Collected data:
————————

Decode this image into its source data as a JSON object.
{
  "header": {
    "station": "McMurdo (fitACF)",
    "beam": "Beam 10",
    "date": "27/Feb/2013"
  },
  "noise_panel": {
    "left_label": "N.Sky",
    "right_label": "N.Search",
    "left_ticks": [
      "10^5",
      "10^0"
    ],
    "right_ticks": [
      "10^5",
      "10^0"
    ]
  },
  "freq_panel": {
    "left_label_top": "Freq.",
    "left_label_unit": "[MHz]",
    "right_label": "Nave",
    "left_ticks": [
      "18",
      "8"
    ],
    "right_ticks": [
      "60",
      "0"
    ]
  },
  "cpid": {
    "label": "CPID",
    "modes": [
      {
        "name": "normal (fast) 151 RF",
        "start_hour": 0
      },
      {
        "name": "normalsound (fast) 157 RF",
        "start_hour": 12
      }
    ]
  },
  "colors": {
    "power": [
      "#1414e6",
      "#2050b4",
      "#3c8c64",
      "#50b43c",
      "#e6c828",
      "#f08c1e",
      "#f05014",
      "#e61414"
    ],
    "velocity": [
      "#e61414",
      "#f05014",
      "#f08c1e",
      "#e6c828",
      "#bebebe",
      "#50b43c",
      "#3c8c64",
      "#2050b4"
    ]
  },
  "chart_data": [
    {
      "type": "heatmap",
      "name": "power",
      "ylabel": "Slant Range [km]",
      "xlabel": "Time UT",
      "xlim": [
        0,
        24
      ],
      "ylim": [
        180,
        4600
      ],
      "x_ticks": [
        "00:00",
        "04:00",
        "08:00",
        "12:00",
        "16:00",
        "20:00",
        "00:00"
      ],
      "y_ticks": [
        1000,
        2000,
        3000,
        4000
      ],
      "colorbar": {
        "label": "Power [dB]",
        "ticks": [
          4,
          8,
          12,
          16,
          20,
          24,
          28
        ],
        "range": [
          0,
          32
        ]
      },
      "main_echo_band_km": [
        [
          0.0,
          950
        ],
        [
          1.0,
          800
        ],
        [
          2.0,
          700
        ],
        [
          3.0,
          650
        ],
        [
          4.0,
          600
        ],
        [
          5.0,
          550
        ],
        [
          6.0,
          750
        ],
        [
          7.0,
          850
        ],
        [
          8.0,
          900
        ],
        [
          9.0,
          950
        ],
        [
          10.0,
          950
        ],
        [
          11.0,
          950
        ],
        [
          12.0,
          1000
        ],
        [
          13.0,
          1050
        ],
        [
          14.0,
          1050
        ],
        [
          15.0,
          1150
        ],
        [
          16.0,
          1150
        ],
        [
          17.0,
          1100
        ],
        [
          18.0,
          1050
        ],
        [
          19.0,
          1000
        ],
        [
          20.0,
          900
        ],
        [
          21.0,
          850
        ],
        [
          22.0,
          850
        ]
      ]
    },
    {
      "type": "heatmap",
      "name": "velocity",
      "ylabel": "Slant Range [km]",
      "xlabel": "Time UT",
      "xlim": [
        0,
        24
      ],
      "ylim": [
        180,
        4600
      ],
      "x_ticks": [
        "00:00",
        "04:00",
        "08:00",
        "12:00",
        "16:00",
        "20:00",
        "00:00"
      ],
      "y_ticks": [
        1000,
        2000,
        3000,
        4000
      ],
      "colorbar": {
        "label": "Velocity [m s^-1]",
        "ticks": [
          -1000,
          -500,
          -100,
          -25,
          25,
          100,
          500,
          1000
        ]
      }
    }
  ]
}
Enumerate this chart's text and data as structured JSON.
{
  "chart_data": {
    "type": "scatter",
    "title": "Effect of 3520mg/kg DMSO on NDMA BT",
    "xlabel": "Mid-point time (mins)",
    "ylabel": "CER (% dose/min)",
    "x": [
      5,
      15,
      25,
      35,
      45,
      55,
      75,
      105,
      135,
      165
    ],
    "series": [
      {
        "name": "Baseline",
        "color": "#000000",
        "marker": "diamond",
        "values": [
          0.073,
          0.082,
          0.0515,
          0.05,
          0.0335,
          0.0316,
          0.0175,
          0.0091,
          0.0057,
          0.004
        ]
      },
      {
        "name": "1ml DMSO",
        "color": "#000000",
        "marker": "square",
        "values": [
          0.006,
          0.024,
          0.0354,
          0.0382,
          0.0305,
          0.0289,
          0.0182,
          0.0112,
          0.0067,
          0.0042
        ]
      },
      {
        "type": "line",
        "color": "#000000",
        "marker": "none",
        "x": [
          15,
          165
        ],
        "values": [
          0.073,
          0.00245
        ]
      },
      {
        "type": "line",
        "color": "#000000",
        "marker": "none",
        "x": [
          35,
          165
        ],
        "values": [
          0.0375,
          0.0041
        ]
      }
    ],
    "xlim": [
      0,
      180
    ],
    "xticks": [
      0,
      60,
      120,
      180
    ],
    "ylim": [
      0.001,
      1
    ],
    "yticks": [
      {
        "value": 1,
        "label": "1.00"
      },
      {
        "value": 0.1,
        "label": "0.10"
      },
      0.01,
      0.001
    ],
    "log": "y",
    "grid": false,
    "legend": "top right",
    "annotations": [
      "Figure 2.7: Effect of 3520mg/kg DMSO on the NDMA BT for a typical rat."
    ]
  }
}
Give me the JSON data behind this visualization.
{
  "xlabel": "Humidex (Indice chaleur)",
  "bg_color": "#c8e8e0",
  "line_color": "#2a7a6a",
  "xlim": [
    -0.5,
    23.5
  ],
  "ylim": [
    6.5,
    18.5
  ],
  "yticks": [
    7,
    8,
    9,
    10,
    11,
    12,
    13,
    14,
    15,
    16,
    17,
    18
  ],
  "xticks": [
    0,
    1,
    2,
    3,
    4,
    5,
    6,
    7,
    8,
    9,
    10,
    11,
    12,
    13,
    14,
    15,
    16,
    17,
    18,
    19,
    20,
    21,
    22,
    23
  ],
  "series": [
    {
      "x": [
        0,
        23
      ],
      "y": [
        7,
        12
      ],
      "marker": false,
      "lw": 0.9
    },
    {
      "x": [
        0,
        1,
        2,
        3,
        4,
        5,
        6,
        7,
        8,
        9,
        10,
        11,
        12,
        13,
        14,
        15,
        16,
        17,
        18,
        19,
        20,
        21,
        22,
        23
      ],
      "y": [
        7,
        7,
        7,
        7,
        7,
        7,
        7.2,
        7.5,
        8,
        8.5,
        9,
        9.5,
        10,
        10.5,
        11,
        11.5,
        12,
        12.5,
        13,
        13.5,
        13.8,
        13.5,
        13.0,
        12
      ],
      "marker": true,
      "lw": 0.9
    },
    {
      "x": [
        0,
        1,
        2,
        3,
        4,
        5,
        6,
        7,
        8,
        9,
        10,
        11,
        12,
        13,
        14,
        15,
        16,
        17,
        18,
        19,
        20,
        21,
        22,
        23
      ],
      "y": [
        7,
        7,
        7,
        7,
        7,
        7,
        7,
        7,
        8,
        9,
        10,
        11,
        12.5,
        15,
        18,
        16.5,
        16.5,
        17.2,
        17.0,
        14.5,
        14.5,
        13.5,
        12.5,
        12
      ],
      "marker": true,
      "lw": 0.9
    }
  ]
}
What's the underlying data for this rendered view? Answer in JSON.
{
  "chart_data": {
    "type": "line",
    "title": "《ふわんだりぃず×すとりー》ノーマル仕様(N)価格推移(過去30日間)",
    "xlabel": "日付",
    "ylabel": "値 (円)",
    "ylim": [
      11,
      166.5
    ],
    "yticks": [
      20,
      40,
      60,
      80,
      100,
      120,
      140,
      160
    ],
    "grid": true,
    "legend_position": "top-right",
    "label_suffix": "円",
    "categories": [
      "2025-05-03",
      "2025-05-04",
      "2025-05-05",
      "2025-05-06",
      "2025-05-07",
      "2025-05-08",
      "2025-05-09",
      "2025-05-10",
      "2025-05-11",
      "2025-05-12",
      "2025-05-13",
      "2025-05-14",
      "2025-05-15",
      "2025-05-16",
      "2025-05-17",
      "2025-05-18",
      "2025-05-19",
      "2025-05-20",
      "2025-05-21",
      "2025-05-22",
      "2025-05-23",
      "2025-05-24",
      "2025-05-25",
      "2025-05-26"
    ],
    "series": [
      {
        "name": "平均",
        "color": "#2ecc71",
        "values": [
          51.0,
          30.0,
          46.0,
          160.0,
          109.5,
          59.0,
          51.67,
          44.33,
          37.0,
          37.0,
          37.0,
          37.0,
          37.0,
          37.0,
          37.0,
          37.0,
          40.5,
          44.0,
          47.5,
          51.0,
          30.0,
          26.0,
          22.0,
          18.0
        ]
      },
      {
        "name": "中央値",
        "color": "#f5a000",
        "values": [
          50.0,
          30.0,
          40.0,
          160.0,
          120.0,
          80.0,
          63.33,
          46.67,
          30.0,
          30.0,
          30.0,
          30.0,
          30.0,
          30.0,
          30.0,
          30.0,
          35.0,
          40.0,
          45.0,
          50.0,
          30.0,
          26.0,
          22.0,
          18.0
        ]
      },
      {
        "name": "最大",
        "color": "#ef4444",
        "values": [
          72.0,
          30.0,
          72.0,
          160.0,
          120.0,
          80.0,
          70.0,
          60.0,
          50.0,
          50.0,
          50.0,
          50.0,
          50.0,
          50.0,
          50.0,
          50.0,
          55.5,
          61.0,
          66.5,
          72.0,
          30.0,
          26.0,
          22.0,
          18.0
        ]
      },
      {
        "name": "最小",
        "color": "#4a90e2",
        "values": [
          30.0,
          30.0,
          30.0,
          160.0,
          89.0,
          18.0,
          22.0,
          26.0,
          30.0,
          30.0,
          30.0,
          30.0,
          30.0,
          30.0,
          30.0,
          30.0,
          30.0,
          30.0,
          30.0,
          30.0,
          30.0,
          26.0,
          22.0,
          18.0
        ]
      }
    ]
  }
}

————————

# [Goal of the exercise]
Only lines that contain the word "marker" are wanted; copy each of them.

# [Response for this exercise]
        "marker": "diamond",
        "marker": "square",
        "marker": "none",
        "marker": "none",
      "marker": false,
      "marker": true,
      "marker": true,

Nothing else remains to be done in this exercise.